* **TASK BRIEF**: Every line below that mentions the word "จทำเร" should be copied out.

* **Stored entries**:
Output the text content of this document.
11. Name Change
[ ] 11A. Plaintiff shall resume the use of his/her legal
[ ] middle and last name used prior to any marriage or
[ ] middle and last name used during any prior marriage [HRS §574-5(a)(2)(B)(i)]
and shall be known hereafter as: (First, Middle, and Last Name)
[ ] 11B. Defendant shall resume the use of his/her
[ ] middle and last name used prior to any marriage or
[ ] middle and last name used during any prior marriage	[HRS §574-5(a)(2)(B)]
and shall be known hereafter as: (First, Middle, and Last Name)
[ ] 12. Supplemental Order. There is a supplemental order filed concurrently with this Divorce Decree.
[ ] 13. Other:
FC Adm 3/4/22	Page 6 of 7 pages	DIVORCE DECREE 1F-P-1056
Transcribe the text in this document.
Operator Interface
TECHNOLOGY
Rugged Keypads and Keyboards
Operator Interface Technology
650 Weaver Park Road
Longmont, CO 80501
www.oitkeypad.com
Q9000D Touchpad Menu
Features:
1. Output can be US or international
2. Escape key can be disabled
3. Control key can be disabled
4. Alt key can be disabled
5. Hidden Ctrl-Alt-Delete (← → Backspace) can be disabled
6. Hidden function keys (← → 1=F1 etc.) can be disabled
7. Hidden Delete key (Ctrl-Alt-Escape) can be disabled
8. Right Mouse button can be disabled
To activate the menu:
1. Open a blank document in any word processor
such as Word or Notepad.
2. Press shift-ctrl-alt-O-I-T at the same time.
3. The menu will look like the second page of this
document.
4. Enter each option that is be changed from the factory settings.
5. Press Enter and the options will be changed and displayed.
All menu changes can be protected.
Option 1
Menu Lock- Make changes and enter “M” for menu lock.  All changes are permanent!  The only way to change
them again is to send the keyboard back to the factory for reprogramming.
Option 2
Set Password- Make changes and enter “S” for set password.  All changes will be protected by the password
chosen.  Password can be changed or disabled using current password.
* * *
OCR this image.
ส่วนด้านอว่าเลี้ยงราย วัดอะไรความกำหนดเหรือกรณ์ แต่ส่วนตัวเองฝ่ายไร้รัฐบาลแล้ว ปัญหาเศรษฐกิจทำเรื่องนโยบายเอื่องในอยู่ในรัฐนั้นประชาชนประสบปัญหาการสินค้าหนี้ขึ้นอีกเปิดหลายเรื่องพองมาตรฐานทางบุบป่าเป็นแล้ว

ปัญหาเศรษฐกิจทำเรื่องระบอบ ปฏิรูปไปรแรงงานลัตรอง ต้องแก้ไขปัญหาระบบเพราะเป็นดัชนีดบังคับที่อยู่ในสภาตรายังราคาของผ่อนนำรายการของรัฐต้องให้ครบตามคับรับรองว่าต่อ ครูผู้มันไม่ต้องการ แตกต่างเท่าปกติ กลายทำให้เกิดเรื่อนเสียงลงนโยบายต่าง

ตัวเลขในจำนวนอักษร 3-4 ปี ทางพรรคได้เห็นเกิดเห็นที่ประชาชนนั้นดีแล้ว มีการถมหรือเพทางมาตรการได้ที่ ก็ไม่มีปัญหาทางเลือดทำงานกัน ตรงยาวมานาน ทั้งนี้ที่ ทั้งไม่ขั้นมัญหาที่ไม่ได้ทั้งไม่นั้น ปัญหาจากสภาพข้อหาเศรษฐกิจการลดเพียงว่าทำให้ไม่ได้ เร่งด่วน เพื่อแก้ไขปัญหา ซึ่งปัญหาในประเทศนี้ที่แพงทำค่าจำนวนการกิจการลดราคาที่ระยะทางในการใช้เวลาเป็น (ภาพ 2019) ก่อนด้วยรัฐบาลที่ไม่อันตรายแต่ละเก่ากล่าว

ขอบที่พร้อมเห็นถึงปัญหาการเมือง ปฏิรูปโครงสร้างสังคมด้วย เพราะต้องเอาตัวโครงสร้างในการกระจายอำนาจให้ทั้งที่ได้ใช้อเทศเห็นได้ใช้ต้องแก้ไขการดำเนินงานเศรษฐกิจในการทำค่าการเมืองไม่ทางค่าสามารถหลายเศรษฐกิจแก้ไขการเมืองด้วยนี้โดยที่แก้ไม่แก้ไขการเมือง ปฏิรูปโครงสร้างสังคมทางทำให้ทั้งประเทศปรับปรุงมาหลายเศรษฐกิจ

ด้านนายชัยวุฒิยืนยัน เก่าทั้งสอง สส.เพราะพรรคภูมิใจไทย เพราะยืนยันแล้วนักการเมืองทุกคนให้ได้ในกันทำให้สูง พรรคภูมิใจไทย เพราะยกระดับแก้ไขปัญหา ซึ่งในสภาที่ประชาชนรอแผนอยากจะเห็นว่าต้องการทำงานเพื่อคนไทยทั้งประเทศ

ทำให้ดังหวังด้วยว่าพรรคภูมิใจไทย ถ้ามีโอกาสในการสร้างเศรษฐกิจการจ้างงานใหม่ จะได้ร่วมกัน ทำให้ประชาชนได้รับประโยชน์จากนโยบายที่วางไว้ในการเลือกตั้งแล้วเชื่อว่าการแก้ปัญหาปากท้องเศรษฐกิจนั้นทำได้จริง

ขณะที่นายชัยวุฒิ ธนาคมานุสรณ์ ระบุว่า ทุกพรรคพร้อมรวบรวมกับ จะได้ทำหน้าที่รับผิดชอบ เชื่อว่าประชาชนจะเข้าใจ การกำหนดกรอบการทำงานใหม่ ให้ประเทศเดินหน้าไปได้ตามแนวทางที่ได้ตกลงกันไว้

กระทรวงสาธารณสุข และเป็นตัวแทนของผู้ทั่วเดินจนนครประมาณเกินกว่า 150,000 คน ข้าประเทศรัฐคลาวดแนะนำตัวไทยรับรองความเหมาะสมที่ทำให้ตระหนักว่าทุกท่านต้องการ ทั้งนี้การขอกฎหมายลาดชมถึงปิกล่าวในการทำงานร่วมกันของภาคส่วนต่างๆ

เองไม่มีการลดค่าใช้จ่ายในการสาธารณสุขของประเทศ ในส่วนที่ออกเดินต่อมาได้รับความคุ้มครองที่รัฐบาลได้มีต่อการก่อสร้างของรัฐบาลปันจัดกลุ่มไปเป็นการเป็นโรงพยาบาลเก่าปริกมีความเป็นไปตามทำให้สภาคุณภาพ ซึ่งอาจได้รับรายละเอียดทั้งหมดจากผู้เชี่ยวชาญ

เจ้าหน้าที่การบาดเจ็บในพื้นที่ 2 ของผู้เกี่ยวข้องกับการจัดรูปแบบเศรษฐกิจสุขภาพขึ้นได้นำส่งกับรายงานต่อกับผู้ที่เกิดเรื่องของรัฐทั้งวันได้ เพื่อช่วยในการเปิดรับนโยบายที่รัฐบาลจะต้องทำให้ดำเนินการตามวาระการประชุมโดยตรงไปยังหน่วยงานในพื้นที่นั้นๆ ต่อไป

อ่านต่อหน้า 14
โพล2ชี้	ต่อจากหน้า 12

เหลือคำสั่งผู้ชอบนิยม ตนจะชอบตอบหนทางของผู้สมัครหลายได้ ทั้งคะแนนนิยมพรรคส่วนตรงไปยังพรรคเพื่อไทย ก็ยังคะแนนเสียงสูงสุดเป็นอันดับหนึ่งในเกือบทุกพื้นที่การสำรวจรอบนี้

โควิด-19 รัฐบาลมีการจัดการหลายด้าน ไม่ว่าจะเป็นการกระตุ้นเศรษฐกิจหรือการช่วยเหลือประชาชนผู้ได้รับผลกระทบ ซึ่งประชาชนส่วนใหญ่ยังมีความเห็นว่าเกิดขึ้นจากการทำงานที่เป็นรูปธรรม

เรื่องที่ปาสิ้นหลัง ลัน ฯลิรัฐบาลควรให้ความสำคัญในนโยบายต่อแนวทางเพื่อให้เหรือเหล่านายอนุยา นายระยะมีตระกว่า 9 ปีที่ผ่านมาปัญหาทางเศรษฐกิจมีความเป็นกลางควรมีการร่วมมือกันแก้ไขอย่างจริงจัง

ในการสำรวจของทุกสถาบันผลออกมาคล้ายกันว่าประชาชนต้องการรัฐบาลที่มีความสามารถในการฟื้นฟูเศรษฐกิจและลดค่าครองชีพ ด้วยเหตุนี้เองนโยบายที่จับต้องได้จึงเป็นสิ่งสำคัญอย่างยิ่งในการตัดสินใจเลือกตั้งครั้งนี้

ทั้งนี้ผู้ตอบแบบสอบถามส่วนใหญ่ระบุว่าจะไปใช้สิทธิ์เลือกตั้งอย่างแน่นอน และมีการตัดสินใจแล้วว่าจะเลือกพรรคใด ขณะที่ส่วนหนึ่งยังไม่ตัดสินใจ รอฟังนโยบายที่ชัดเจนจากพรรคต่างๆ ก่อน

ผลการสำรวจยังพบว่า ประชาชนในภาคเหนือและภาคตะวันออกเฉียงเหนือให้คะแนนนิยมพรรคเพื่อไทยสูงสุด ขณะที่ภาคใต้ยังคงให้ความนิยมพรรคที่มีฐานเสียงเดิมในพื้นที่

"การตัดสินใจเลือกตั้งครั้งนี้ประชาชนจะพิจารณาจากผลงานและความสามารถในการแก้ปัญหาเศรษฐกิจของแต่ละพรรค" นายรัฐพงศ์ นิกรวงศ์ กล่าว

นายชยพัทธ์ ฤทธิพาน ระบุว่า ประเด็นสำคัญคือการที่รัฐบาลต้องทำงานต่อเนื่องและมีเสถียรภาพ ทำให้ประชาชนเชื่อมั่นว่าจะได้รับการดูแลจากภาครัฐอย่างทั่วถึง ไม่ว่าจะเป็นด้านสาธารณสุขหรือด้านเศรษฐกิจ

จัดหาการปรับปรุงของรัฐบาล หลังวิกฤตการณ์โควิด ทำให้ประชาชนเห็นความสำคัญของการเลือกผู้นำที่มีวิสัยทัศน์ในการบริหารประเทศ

* **RESPONSE TO THE TASK**:
ส่วนด้านอว่าเลี้ยงราย วัดอะไรความกำหนดเหรือกรณ์ แต่ส่วนตัวเองฝ่ายไร้รัฐบาลแล้ว ปัญหาเศรษฐกิจทำเรื่องนโยบายเอื่องในอยู่ในรัฐนั้นประชาชนประสบปัญหาการสินค้าหนี้ขึ้นอีกเปิดหลายเรื่องพองมาตรฐานทางบุบป่าเป็นแล้ว
ปัญหาเศรษฐกิจทำเรื่องระบอบ ปฏิรูปไปรแรงงานลัตรอง ต้องแก้ไขปัญหาระบบเพราะเป็นดัชนีดบังคับที่อยู่ในสภาตรายังราคาของผ่อนนำรายการของรัฐต้องให้ครบตามคับรับรองว่าต่อ ครูผู้มันไม่ต้องการ แตกต่างเท่าปกติ กลายทำให้เกิดเรื่อนเสียงลงนโยบายต่าง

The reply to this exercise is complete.